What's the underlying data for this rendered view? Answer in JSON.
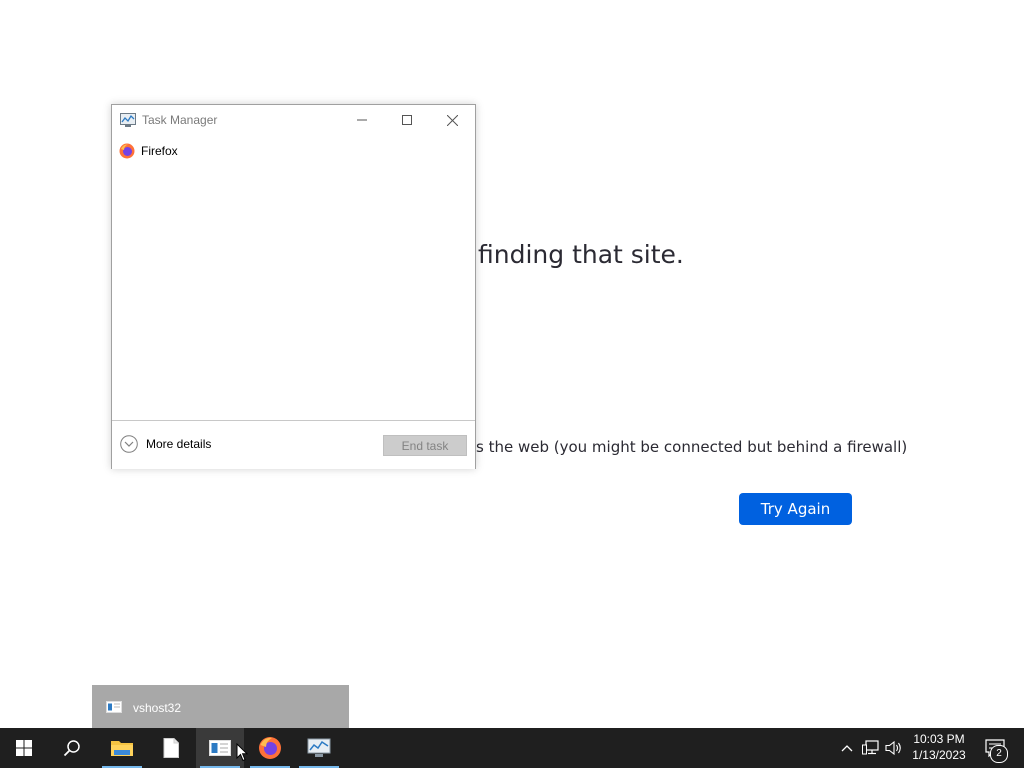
{
  "browser_page": {
    "error_heading_partial": "finding that site.",
    "error_detail_partial": "s the web (you might be connected but behind a firewall)",
    "try_again_label": "Try Again"
  },
  "task_manager": {
    "title": "Task Manager",
    "processes": [
      {
        "name": "Firefox",
        "icon": "firefox-icon"
      }
    ],
    "more_details_label": "More details",
    "end_task_label": "End task"
  },
  "thumbnail_popup": {
    "label": "vshost32",
    "icon": "window-icon"
  },
  "taskbar": {
    "pinned": [
      {
        "name": "start",
        "icon": "windows-logo-icon"
      },
      {
        "name": "search",
        "icon": "search-icon"
      },
      {
        "name": "file-explorer",
        "icon": "folder-icon"
      },
      {
        "name": "document",
        "icon": "document-icon"
      },
      {
        "name": "vshost32",
        "icon": "window-icon"
      },
      {
        "name": "firefox",
        "icon": "firefox-icon"
      },
      {
        "name": "task-manager",
        "icon": "task-manager-icon"
      }
    ],
    "clock_time": "10:03 PM",
    "clock_date": "1/13/2023",
    "notification_count": "2",
    "accent_color": "#76b9ed"
  },
  "colors": {
    "try_again_bg": "#0061e0",
    "taskbar_bg": "#1f1f1f"
  }
}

* AIM OF THE EXERCISE *
Except for the pictures, copy every line of the records above exactly.

* FULL ANSWER *
What's the underlying data for this rendered view? Answer in JSON.
{
  "browser_page": {
    "error_heading_partial": "finding that site.",
    "error_detail_partial": "s the web (you might be connected but behind a firewall)",
    "try_again_label": "Try Again"
  },
  "task_manager": {
    "title": "Task Manager",
    "processes": [
      {
        "name": "Firefox",
        "icon": "firefox-icon"
      }
    ],
    "more_details_label": "More details",
    "end_task_label": "End task"
  },
  "thumbnail_popup": {
    "label": "vshost32",
    "icon": "window-icon"
  },
  "taskbar": {
    "pinned": [
      {
        "name": "start",
        "icon": "windows-logo-icon"
      },
      {
        "name": "search",
        "icon": "search-icon"
      },
      {
        "name": "file-explorer",
        "icon": "folder-icon"
      },
      {
        "name": "document",
        "icon": "document-icon"
      },
      {
        "name": "vshost32",
        "icon": "window-icon"
      },
      {
        "name": "firefox",
        "icon": "firefox-icon"
      },
      {
        "name": "task-manager",
        "icon": "task-manager-icon"
      }
    ],
    "clock_time": "10:03 PM",
    "clock_date": "1/13/2023",
    "notification_count": "2",
    "accent_color": "#76b9ed"
  },
  "colors": {
    "try_again_bg": "#0061e0",
    "taskbar_bg": "#1f1f1f"
  }
}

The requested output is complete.